### WHAT IS NEEDED
Within the records below, find each line that holds the string "color", then copy it.

Source data:
---------------

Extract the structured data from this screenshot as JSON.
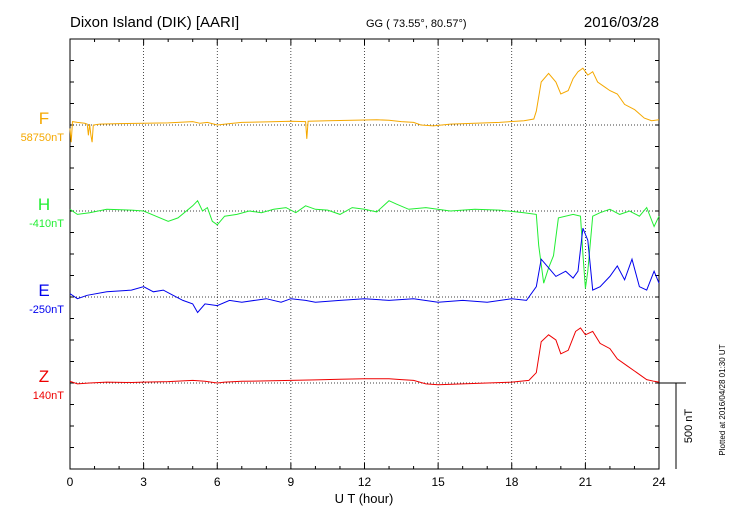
{
  "header": {
    "station": "Dixon Island (DIK)  [AARI]",
    "coords": "GG ( 73.55°,  80.57°)",
    "date": "2016/03/28"
  },
  "footer": {
    "plotted": "Plotted at 2016/04/28 01:30 UT"
  },
  "chart_data": {
    "type": "line",
    "xlabel": "U T (hour)",
    "xlim": [
      0,
      24
    ],
    "xticks": [
      0,
      3,
      6,
      9,
      12,
      15,
      18,
      21,
      24
    ],
    "scale_bar": {
      "label": "500 nT",
      "value": 500
    },
    "series": [
      {
        "name": "F",
        "baseline_label": "58750nT",
        "color": "#f5a800",
        "points": [
          [
            0,
            -20
          ],
          [
            0.05,
            -100
          ],
          [
            0.1,
            20
          ],
          [
            0.3,
            15
          ],
          [
            0.6,
            10
          ],
          [
            0.7,
            5
          ],
          [
            0.75,
            -60
          ],
          [
            0.8,
            5
          ],
          [
            0.85,
            -60
          ],
          [
            0.9,
            -100
          ],
          [
            0.95,
            0
          ],
          [
            1.2,
            5
          ],
          [
            2,
            8
          ],
          [
            3,
            10
          ],
          [
            4,
            12
          ],
          [
            5,
            20
          ],
          [
            5.3,
            10
          ],
          [
            5.6,
            15
          ],
          [
            6,
            0
          ],
          [
            6.5,
            8
          ],
          [
            7,
            15
          ],
          [
            8,
            18
          ],
          [
            9,
            22
          ],
          [
            9.6,
            20
          ],
          [
            9.65,
            -80
          ],
          [
            9.7,
            22
          ],
          [
            10.5,
            25
          ],
          [
            11.5,
            28
          ],
          [
            12.5,
            30
          ],
          [
            13,
            28
          ],
          [
            13.5,
            20
          ],
          [
            14,
            15
          ],
          [
            14.3,
            0
          ],
          [
            14.8,
            -5
          ],
          [
            15.5,
            5
          ],
          [
            16.5,
            10
          ],
          [
            17.5,
            15
          ],
          [
            18.5,
            25
          ],
          [
            18.9,
            35
          ],
          [
            19,
            80
          ],
          [
            19.2,
            250
          ],
          [
            19.5,
            300
          ],
          [
            19.8,
            250
          ],
          [
            20,
            180
          ],
          [
            20.3,
            200
          ],
          [
            20.5,
            270
          ],
          [
            20.7,
            310
          ],
          [
            20.9,
            330
          ],
          [
            21.1,
            290
          ],
          [
            21.3,
            310
          ],
          [
            21.5,
            250
          ],
          [
            21.8,
            220
          ],
          [
            22,
            200
          ],
          [
            22.3,
            180
          ],
          [
            22.6,
            120
          ],
          [
            23,
            90
          ],
          [
            23.4,
            40
          ],
          [
            23.7,
            25
          ],
          [
            24,
            30
          ]
        ]
      },
      {
        "name": "H",
        "baseline_label": "-410nT",
        "color": "#22ee33",
        "points": [
          [
            0,
            10
          ],
          [
            0.3,
            -20
          ],
          [
            0.8,
            -10
          ],
          [
            1.5,
            10
          ],
          [
            2.5,
            5
          ],
          [
            3,
            0
          ],
          [
            3.5,
            -30
          ],
          [
            4,
            -60
          ],
          [
            4.4,
            -40
          ],
          [
            5,
            30
          ],
          [
            5.2,
            60
          ],
          [
            5.4,
            0
          ],
          [
            5.6,
            20
          ],
          [
            5.8,
            -60
          ],
          [
            6,
            -80
          ],
          [
            6.3,
            -30
          ],
          [
            6.8,
            -20
          ],
          [
            7.3,
            0
          ],
          [
            7.8,
            -10
          ],
          [
            8.3,
            10
          ],
          [
            8.8,
            20
          ],
          [
            9.2,
            -10
          ],
          [
            9.6,
            30
          ],
          [
            10,
            10
          ],
          [
            10.5,
            5
          ],
          [
            11,
            -20
          ],
          [
            11.5,
            20
          ],
          [
            12,
            10
          ],
          [
            12.5,
            -5
          ],
          [
            13,
            60
          ],
          [
            13.3,
            40
          ],
          [
            13.8,
            10
          ],
          [
            14.5,
            20
          ],
          [
            15.5,
            0
          ],
          [
            16.5,
            10
          ],
          [
            17.5,
            5
          ],
          [
            18.5,
            -10
          ],
          [
            19,
            -20
          ],
          [
            19.1,
            -200
          ],
          [
            19.3,
            -420
          ],
          [
            19.5,
            -330
          ],
          [
            19.7,
            -260
          ],
          [
            19.9,
            -40
          ],
          [
            20.5,
            -20
          ],
          [
            20.8,
            -30
          ],
          [
            20.9,
            -250
          ],
          [
            21,
            -450
          ],
          [
            21.1,
            -350
          ],
          [
            21.3,
            -30
          ],
          [
            21.6,
            -10
          ],
          [
            22,
            10
          ],
          [
            22.4,
            -20
          ],
          [
            22.8,
            0
          ],
          [
            23.2,
            -30
          ],
          [
            23.5,
            20
          ],
          [
            23.8,
            -90
          ],
          [
            24,
            -30
          ]
        ]
      },
      {
        "name": "E",
        "baseline_label": "-250nT",
        "color": "#0000ee",
        "points": [
          [
            0,
            20
          ],
          [
            0.3,
            -10
          ],
          [
            0.7,
            10
          ],
          [
            1.5,
            30
          ],
          [
            2.5,
            40
          ],
          [
            3,
            60
          ],
          [
            3.4,
            30
          ],
          [
            3.8,
            40
          ],
          [
            4.2,
            10
          ],
          [
            4.6,
            -20
          ],
          [
            5,
            -40
          ],
          [
            5.2,
            -90
          ],
          [
            5.5,
            -40
          ],
          [
            6,
            -50
          ],
          [
            6.5,
            -20
          ],
          [
            7,
            -30
          ],
          [
            8,
            -10
          ],
          [
            8.6,
            -30
          ],
          [
            9,
            -10
          ],
          [
            9.6,
            -20
          ],
          [
            10,
            -30
          ],
          [
            11,
            -20
          ],
          [
            12,
            -10
          ],
          [
            13,
            -20
          ],
          [
            14,
            -10
          ],
          [
            15,
            -30
          ],
          [
            16,
            -20
          ],
          [
            17,
            -30
          ],
          [
            18,
            -10
          ],
          [
            18.6,
            -20
          ],
          [
            19,
            60
          ],
          [
            19.2,
            220
          ],
          [
            19.5,
            170
          ],
          [
            19.8,
            120
          ],
          [
            20.2,
            150
          ],
          [
            20.5,
            110
          ],
          [
            20.7,
            150
          ],
          [
            20.9,
            400
          ],
          [
            21.1,
            330
          ],
          [
            21.3,
            40
          ],
          [
            21.6,
            60
          ],
          [
            22,
            120
          ],
          [
            22.3,
            180
          ],
          [
            22.6,
            100
          ],
          [
            22.9,
            220
          ],
          [
            23.2,
            60
          ],
          [
            23.5,
            40
          ],
          [
            23.8,
            150
          ],
          [
            24,
            80
          ]
        ]
      },
      {
        "name": "Z",
        "baseline_label": "140nT",
        "color": "#ee0000",
        "points": [
          [
            0,
            10
          ],
          [
            0.3,
            -5
          ],
          [
            0.8,
            0
          ],
          [
            1.5,
            5
          ],
          [
            2.5,
            3
          ],
          [
            3,
            5
          ],
          [
            4,
            8
          ],
          [
            5,
            15
          ],
          [
            5.5,
            10
          ],
          [
            6,
            0
          ],
          [
            6.3,
            5
          ],
          [
            7,
            10
          ],
          [
            8,
            12
          ],
          [
            9,
            15
          ],
          [
            10,
            18
          ],
          [
            11,
            22
          ],
          [
            12,
            25
          ],
          [
            13,
            25
          ],
          [
            13.5,
            20
          ],
          [
            14,
            15
          ],
          [
            14.5,
            -5
          ],
          [
            15,
            -10
          ],
          [
            16,
            -5
          ],
          [
            17,
            0
          ],
          [
            18,
            5
          ],
          [
            18.7,
            15
          ],
          [
            19,
            60
          ],
          [
            19.2,
            240
          ],
          [
            19.5,
            280
          ],
          [
            19.8,
            250
          ],
          [
            20,
            170
          ],
          [
            20.3,
            190
          ],
          [
            20.6,
            300
          ],
          [
            20.8,
            320
          ],
          [
            21,
            280
          ],
          [
            21.3,
            300
          ],
          [
            21.6,
            230
          ],
          [
            22,
            200
          ],
          [
            22.3,
            140
          ],
          [
            22.7,
            100
          ],
          [
            23.1,
            60
          ],
          [
            23.5,
            20
          ],
          [
            23.8,
            10
          ],
          [
            24,
            5
          ]
        ]
      }
    ]
  }
}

---------------

### ANSWER FOR THE TASK
        "color": "#f5a800",
        "color": "#22ee33",
        "color": "#0000ee",
        "color": "#ee0000",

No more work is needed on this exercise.